Copy down every line where the string "Bước" shows up.
-*-
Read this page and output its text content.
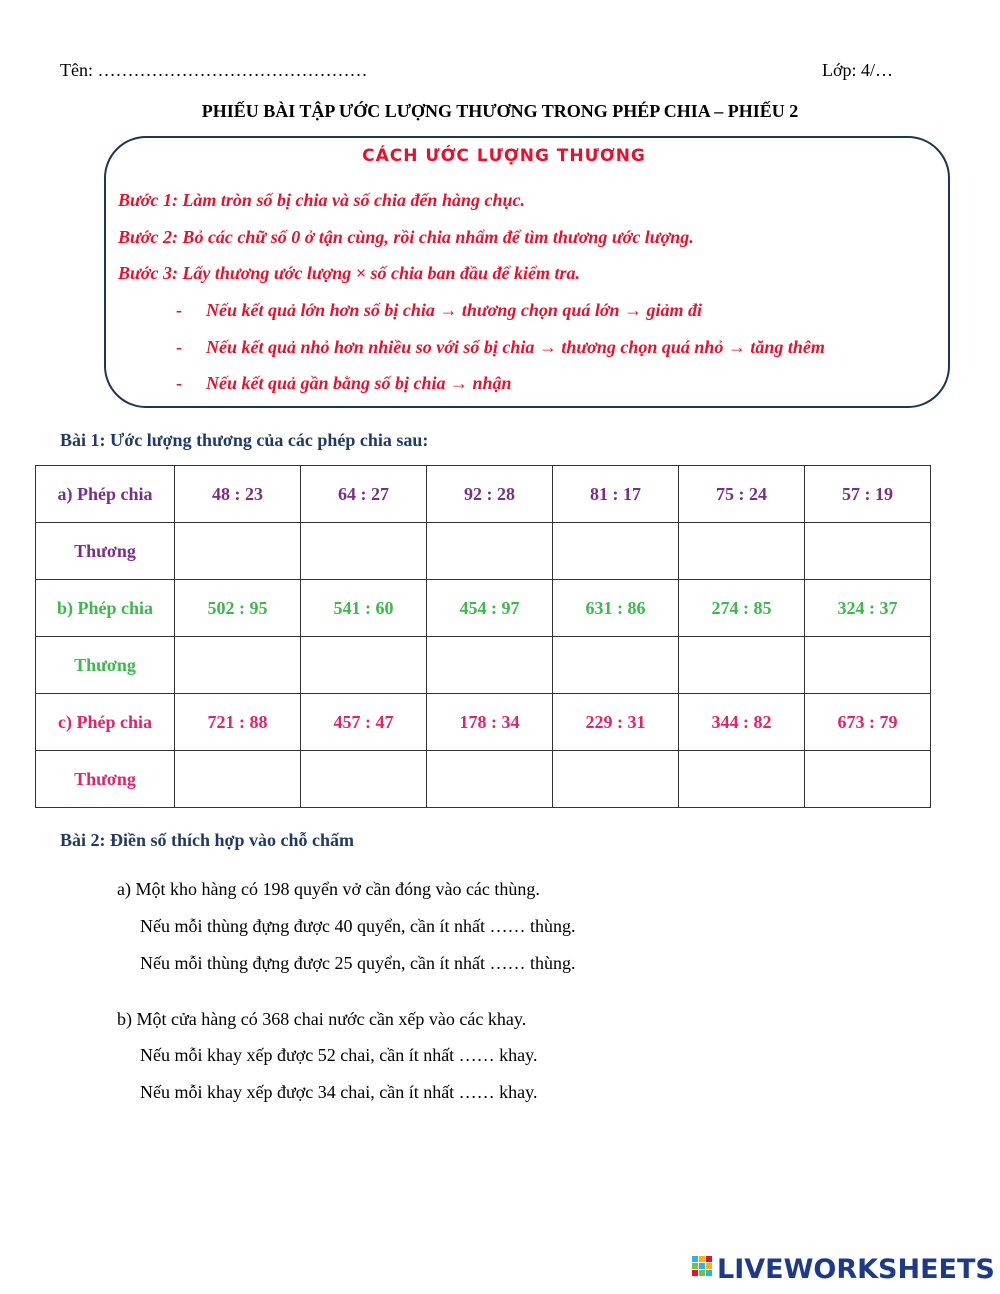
Tên: ………………………………………	Lớp: 4/…
PHIẾU BÀI TẬP ƯỚC LƯỢNG THƯƠNG TRONG PHÉP CHIA – PHIẾU 2
CÁCH ƯỚC LƯỢNG THƯƠNG
Bước 1: Làm tròn số bị chia và số chia đến hàng chục.
Bước 2: Bỏ các chữ số 0 ở tận cùng, rồi chia nhẩm để tìm thương ước lượng.
Bước 3: Lấy thương ước lượng × số chia ban đầu để kiểm tra.
- Nếu kết quả lớn hơn số bị chia → thương chọn quá lớn → giảm đi
- Nếu kết quả nhỏ hơn nhiều so với số bị chia → thương chọn quá nhỏ → tăng thêm
- Nếu kết quả gần bằng số bị chia → nhận
Bài 1: Ước lượng thương của các phép chia sau:
a) Phép chia	48 : 23	64 : 27	92 : 28	81 : 17	75 : 24	57 : 19
Thương						
b) Phép chia	502 : 95	541 : 60	454 : 97	631 : 86	274 : 85	324 : 37
Thương						
c) Phép chia	721 : 88	457 : 47	178 : 34	229 : 31	344 : 82	673 : 79
Thương						
Bài 2: Điền số thích hợp vào chỗ chấm
a) Một kho hàng có 198 quyển vở cần đóng vào các thùng.
Nếu mỗi thùng đựng được 40 quyển, cần ít nhất …… thùng.
Nếu mỗi thùng đựng được 25 quyển, cần ít nhất …… thùng.
b) Một cửa hàng có 368 chai nước cần xếp vào các khay.
Nếu mỗi khay xếp được 52 chai, cần ít nhất …… khay.
Nếu mỗi khay xếp được 34 chai, cần ít nhất …… khay.
LIVEWORKSHEETS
-*-
* _Exercise solution_:
Bước 1: Làm tròn số bị chia và số chia đến hàng chục.
Bước 2: Bỏ các chữ số 0 ở tận cùng, rồi chia nhẩm để tìm thương ước lượng.
Bước 3: Lấy thương ước lượng × số chia ban đầu để kiểm tra.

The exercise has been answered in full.